## TASK
Give only the number of lines that hold the word "where".

## TASK MATERIAL
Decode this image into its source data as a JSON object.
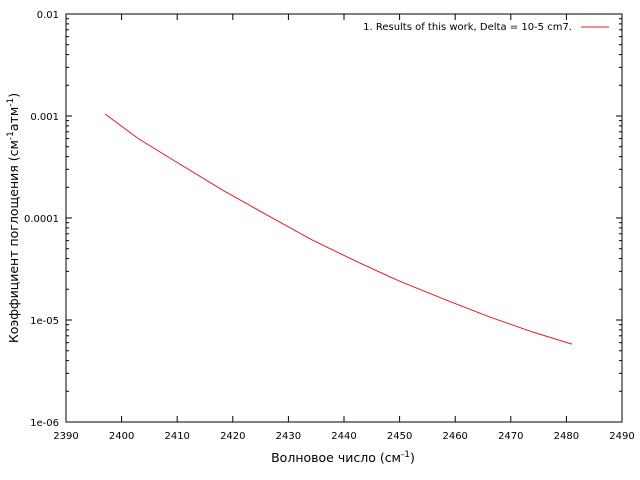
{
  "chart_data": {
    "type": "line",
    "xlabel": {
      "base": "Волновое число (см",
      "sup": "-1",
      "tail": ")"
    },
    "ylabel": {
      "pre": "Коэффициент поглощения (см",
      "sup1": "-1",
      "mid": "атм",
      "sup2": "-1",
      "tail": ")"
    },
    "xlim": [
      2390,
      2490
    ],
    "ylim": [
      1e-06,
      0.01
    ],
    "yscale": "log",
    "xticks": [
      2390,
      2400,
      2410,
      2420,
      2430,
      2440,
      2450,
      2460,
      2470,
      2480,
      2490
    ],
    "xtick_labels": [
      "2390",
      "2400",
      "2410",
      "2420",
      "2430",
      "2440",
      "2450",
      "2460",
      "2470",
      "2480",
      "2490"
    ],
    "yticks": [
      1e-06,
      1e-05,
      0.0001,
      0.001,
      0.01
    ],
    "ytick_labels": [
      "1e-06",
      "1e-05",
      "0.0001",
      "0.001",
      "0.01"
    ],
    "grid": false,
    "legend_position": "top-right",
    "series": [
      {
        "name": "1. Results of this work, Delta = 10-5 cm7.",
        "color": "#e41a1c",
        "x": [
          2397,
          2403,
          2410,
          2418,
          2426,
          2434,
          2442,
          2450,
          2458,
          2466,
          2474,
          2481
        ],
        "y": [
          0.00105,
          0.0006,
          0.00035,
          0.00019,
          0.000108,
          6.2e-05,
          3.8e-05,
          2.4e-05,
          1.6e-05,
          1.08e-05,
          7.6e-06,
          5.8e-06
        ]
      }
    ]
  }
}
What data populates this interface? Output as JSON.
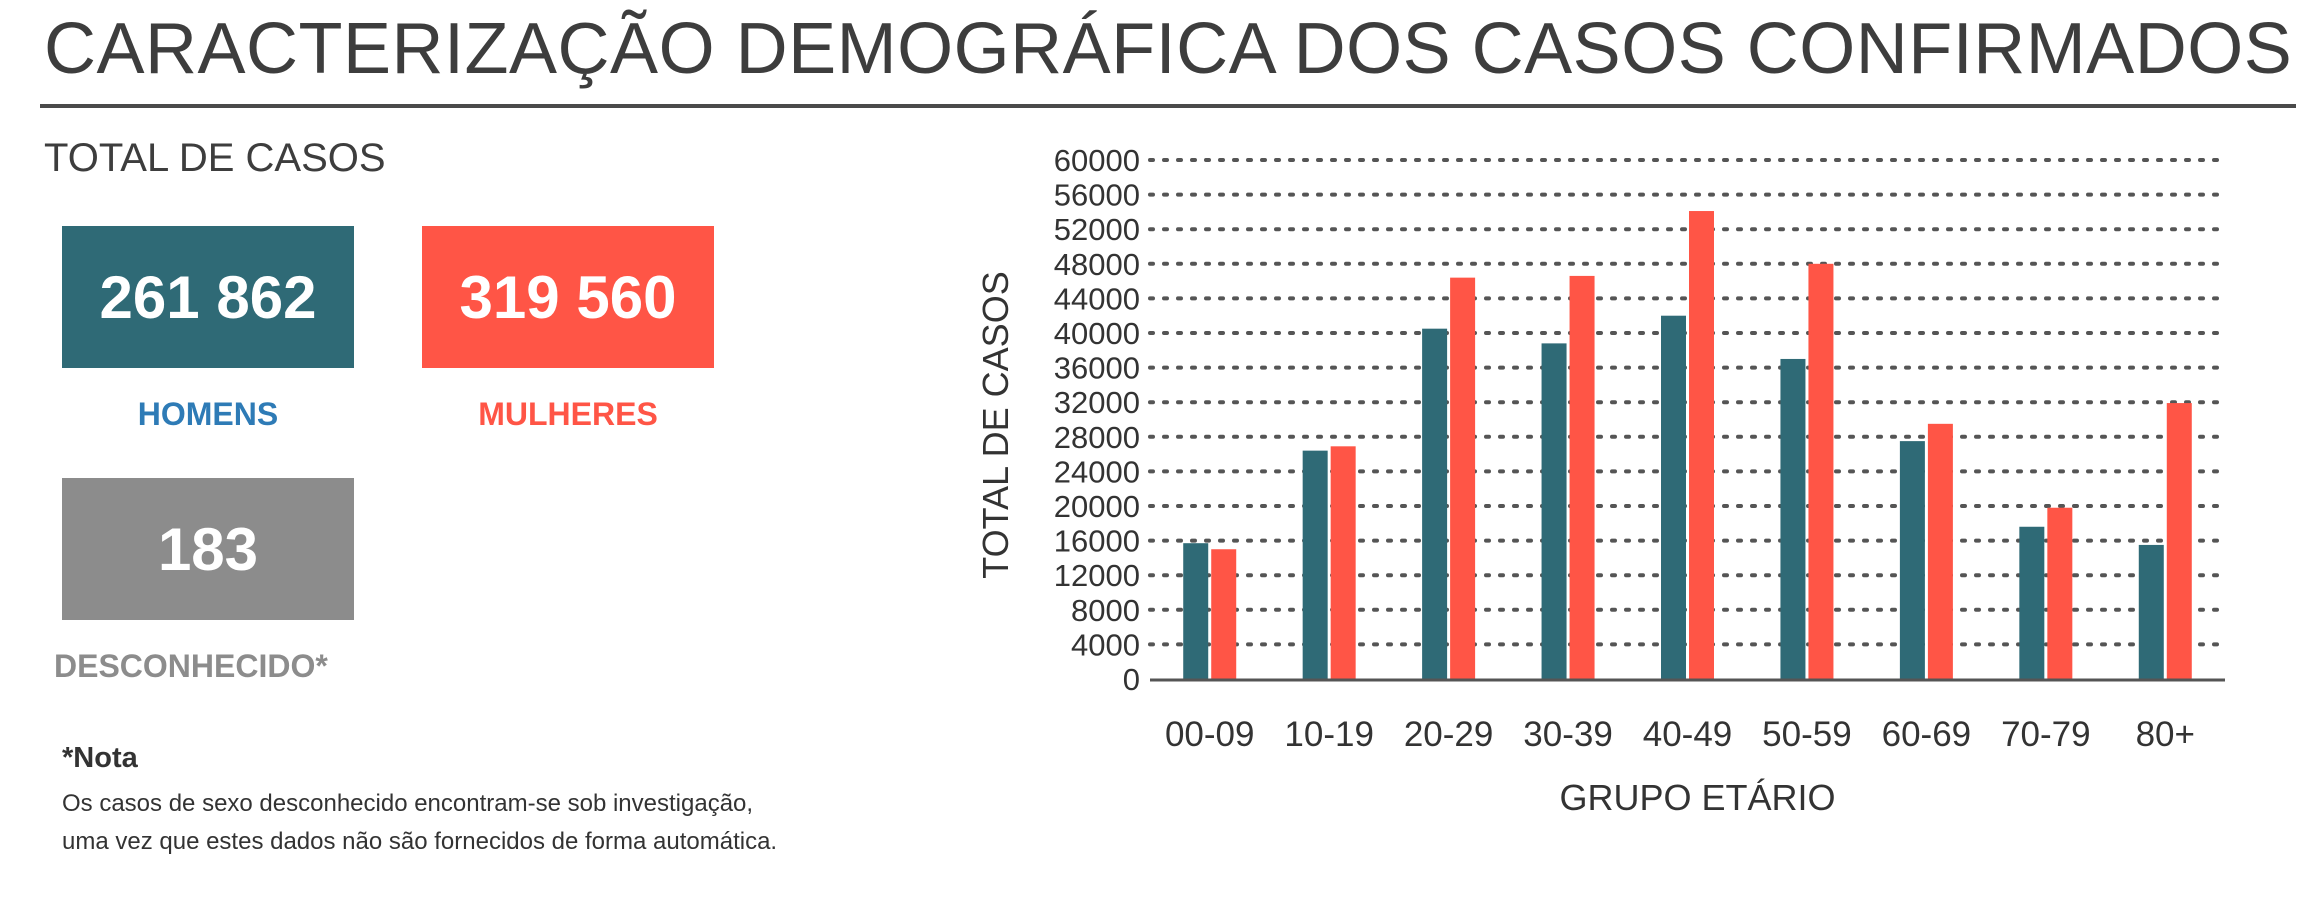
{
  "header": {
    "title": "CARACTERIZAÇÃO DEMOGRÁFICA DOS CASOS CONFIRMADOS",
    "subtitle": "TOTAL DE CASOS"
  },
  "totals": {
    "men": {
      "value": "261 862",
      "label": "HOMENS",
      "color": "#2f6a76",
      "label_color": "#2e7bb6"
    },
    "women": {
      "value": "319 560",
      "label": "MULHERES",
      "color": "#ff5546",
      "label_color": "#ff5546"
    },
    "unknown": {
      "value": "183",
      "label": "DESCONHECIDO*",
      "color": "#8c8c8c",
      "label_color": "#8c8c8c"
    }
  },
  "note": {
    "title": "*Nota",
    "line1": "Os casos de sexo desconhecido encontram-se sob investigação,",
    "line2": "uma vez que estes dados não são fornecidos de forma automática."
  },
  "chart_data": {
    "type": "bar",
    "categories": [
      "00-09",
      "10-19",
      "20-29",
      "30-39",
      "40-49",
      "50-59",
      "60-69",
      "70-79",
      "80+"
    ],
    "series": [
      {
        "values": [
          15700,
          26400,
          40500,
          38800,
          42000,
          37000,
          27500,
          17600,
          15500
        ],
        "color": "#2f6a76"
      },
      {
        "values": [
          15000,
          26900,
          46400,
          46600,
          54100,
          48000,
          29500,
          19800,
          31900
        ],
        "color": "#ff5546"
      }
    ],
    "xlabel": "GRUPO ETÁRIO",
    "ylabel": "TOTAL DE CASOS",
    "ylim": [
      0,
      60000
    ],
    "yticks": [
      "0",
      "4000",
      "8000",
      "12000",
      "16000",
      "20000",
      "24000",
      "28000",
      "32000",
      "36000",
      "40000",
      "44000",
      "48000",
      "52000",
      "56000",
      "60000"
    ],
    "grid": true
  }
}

==

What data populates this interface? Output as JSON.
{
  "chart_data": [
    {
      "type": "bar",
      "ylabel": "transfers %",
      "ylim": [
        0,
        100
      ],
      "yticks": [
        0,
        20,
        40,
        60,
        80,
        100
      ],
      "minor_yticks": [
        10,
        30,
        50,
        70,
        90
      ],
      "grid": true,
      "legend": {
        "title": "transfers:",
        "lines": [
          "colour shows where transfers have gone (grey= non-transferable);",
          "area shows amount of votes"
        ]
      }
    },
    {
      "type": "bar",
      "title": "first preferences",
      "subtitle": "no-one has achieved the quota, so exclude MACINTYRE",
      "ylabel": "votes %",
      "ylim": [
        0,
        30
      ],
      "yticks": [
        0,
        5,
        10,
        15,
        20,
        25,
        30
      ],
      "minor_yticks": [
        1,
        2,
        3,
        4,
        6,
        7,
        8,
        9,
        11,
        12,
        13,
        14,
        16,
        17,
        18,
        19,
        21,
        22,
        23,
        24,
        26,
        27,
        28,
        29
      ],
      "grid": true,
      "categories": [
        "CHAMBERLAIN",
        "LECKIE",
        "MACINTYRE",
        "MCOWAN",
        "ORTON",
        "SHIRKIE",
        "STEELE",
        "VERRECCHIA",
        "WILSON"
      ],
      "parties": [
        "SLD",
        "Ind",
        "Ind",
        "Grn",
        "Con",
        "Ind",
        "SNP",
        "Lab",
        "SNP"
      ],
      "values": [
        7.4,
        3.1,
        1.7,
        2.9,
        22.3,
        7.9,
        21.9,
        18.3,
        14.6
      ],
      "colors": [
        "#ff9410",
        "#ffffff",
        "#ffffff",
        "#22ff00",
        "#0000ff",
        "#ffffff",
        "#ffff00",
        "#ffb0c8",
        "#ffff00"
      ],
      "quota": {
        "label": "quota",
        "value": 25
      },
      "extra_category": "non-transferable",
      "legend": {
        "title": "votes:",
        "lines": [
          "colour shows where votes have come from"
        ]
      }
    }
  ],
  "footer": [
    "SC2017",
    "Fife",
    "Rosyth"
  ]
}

## RESULT OF THIS EXERCISE
2